DATA ::
◆ ◆ ◆

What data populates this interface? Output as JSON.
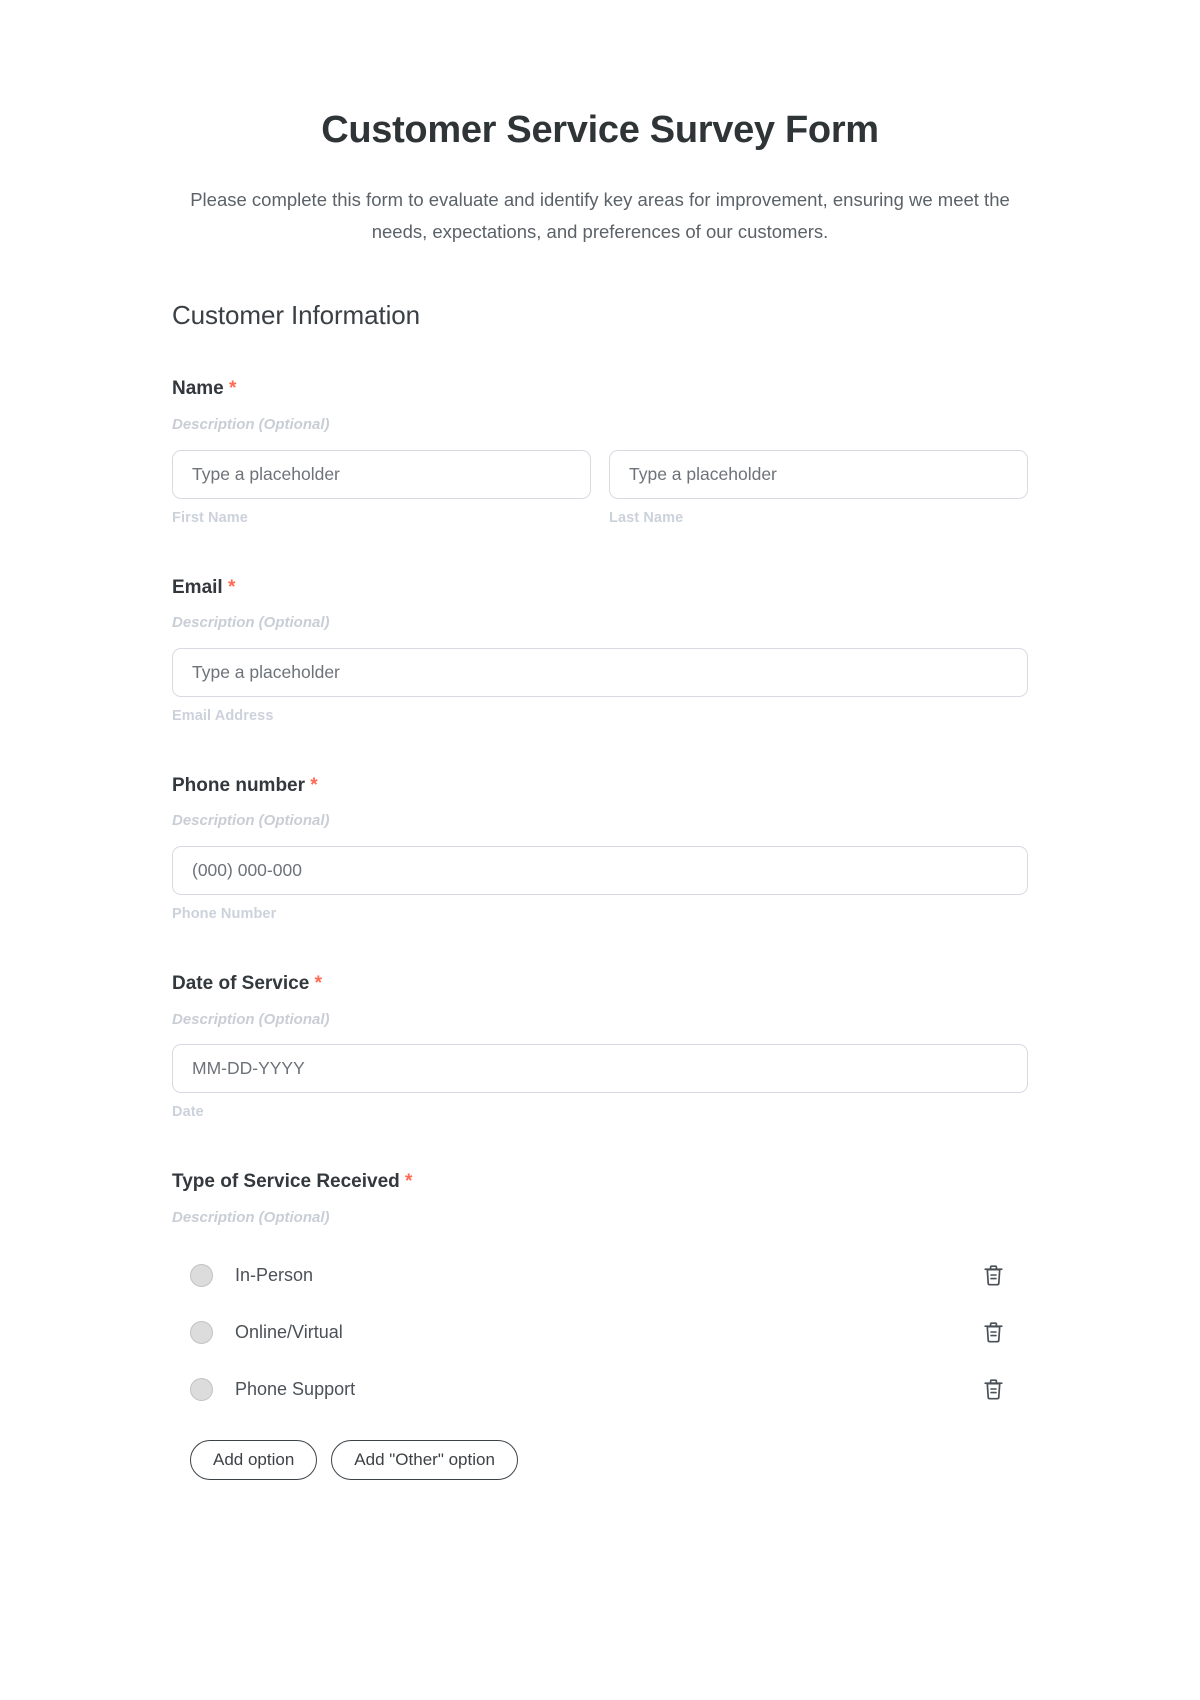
{
  "header": {
    "title": "Customer Service Survey Form",
    "subtitle": "Please complete this form to evaluate and identify key areas for improvement, ensuring we meet the needs, expectations, and preferences of our customers."
  },
  "section": {
    "title": "Customer Information"
  },
  "common": {
    "description_placeholder": "Description (Optional)",
    "required_marker": "*"
  },
  "colors": {
    "required_asterisk": "#ff6a52",
    "label_text": "#32383c",
    "description_text": "#c9ced6",
    "sub_label_text": "#ccd2dc",
    "input_border": "#d7dbe1",
    "radio_fill": "#dcdcdc",
    "pill_border": "#3d4246"
  },
  "fields": {
    "name": {
      "label": "Name",
      "required": "*",
      "description": "Description (Optional)",
      "first": {
        "placeholder": "Type a placeholder",
        "sub_label": "First Name"
      },
      "last": {
        "placeholder": "Type a placeholder",
        "sub_label": "Last Name"
      }
    },
    "email": {
      "label": "Email",
      "required": "*",
      "description": "Description (Optional)",
      "placeholder": "Type a placeholder",
      "sub_label": "Email Address"
    },
    "phone": {
      "label": "Phone number",
      "required": "*",
      "description": "Description (Optional)",
      "placeholder": "(000) 000-000",
      "sub_label": "Phone Number"
    },
    "date_of_service": {
      "label": "Date of Service ",
      "required": "*",
      "description": "Description (Optional)",
      "placeholder": "MM-DD-YYYY",
      "sub_label": "Date"
    },
    "service_type": {
      "label": "Type of Service Received",
      "required": "*",
      "description": "Description (Optional)",
      "options": [
        {
          "label": "In-Person",
          "delete_icon": "trash-icon"
        },
        {
          "label": "Online/Virtual",
          "delete_icon": "trash-icon"
        },
        {
          "label": "Phone Support",
          "delete_icon": "trash-icon"
        }
      ],
      "add_option_label": "Add option",
      "add_other_option_label": "Add \"Other\" option"
    }
  }
}
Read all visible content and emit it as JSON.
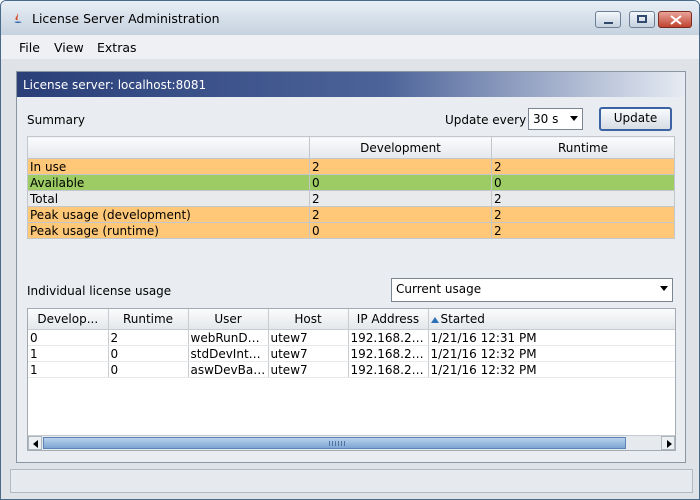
{
  "window": {
    "title": "License Server Administration",
    "icons": {
      "app": "java-app-icon",
      "minimize": "minimize-icon",
      "maximize": "maximize-icon",
      "close": "close-icon"
    }
  },
  "menu": [
    {
      "label": "File",
      "mnemonic": "F"
    },
    {
      "label": "View",
      "mnemonic": "V"
    },
    {
      "label": "Extras",
      "mnemonic": "E"
    }
  ],
  "server": {
    "title": "License server: localhost:8081"
  },
  "summary": {
    "label": "Summary",
    "update_label": "Update every",
    "update_interval": "30 s",
    "update_button": "Update",
    "columns": [
      "",
      "Development",
      "Runtime"
    ],
    "rows": [
      {
        "name": "In use",
        "development": "2",
        "runtime": "2",
        "color": "#ffc878"
      },
      {
        "name": "Available",
        "development": "0",
        "runtime": "0",
        "color": "#9ccc63"
      },
      {
        "name": "Total",
        "development": "2",
        "runtime": "2",
        "color": "#e9eaec"
      },
      {
        "name": "Peak usage (development)",
        "development": "2",
        "runtime": "2",
        "color": "#ffc878"
      },
      {
        "name": "Peak usage (runtime)",
        "development": "0",
        "runtime": "2",
        "color": "#ffc878"
      }
    ]
  },
  "individual": {
    "label": "Individual license usage",
    "view_selected": "Current usage",
    "columns": [
      "Develop...",
      "Runtime",
      "User",
      "Host",
      "IP Address",
      "Started"
    ],
    "rows": [
      [
        "0",
        "2",
        "webRunDa...",
        "utew7",
        "192.168.22....",
        "1/21/16 12:31 PM"
      ],
      [
        "1",
        "0",
        "stdDevInter...",
        "utew7",
        "192.168.22....",
        "1/21/16 12:32 PM"
      ],
      [
        "1",
        "0",
        "aswDevBatch",
        "utew7",
        "192.168.22....",
        "1/21/16 12:32 PM"
      ]
    ],
    "sort_column": "Started"
  }
}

◆ ◆ ◆

TASK TO COMPLETE :: Omit the pictures. Output every record above word for word.

TASK RESPONSE ::
What data populates this interface? Output as JSON.
{
  "header": {
    "title": "Customer Service Survey Form",
    "subtitle": "Please complete this form to evaluate and identify key areas for improvement, ensuring we meet the needs, expectations, and preferences of our customers."
  },
  "section": {
    "title": "Customer Information"
  },
  "common": {
    "description_placeholder": "Description (Optional)",
    "required_marker": "*"
  },
  "colors": {
    "required_asterisk": "#ff6a52",
    "label_text": "#32383c",
    "description_text": "#c9ced6",
    "sub_label_text": "#ccd2dc",
    "input_border": "#d7dbe1",
    "radio_fill": "#dcdcdc",
    "pill_border": "#3d4246"
  },
  "fields": {
    "name": {
      "label": "Name",
      "required": "*",
      "description": "Description (Optional)",
      "first": {
        "placeholder": "Type a placeholder",
        "sub_label": "First Name"
      },
      "last": {
        "placeholder": "Type a placeholder",
        "sub_label": "Last Name"
      }
    },
    "email": {
      "label": "Email",
      "required": "*",
      "description": "Description (Optional)",
      "placeholder": "Type a placeholder",
      "sub_label": "Email Address"
    },
    "phone": {
      "label": "Phone number",
      "required": "*",
      "description": "Description (Optional)",
      "placeholder": "(000) 000-000",
      "sub_label": "Phone Number"
    },
    "date_of_service": {
      "label": "Date of Service ",
      "required": "*",
      "description": "Description (Optional)",
      "placeholder": "MM-DD-YYYY",
      "sub_label": "Date"
    },
    "service_type": {
      "label": "Type of Service Received",
      "required": "*",
      "description": "Description (Optional)",
      "options": [
        {
          "label": "In-Person",
          "delete_icon": "trash-icon"
        },
        {
          "label": "Online/Virtual",
          "delete_icon": "trash-icon"
        },
        {
          "label": "Phone Support",
          "delete_icon": "trash-icon"
        }
      ],
      "add_option_label": "Add option",
      "add_other_option_label": "Add \"Other\" option"
    }
  }
}
Read all visible content and emit it as JSON.
{
  "window": {
    "title": "License Server Administration",
    "icons": {
      "app": "java-app-icon",
      "minimize": "minimize-icon",
      "maximize": "maximize-icon",
      "close": "close-icon"
    }
  },
  "menu": [
    {
      "label": "File",
      "mnemonic": "F"
    },
    {
      "label": "View",
      "mnemonic": "V"
    },
    {
      "label": "Extras",
      "mnemonic": "E"
    }
  ],
  "server": {
    "title": "License server: localhost:8081"
  },
  "summary": {
    "label": "Summary",
    "update_label": "Update every",
    "update_interval": "30 s",
    "update_button": "Update",
    "columns": [
      "",
      "Development",
      "Runtime"
    ],
    "rows": [
      {
        "name": "In use",
        "development": "2",
        "runtime": "2",
        "color": "#ffc878"
      },
      {
        "name": "Available",
        "development": "0",
        "runtime": "0",
        "color": "#9ccc63"
      },
      {
        "name": "Total",
        "development": "2",
        "runtime": "2",
        "color": "#e9eaec"
      },
      {
        "name": "Peak usage (development)",
        "development": "2",
        "runtime": "2",
        "color": "#ffc878"
      },
      {
        "name": "Peak usage (runtime)",
        "development": "0",
        "runtime": "2",
        "color": "#ffc878"
      }
    ]
  },
  "individual": {
    "label": "Individual license usage",
    "view_selected": "Current usage",
    "columns": [
      "Develop...",
      "Runtime",
      "User",
      "Host",
      "IP Address",
      "Started"
    ],
    "rows": [
      [
        "0",
        "2",
        "webRunDa...",
        "utew7",
        "192.168.22....",
        "1/21/16 12:31 PM"
      ],
      [
        "1",
        "0",
        "stdDevInter...",
        "utew7",
        "192.168.22....",
        "1/21/16 12:32 PM"
      ],
      [
        "1",
        "0",
        "aswDevBatch",
        "utew7",
        "192.168.22....",
        "1/21/16 12:32 PM"
      ]
    ],
    "sort_column": "Started"
  }
}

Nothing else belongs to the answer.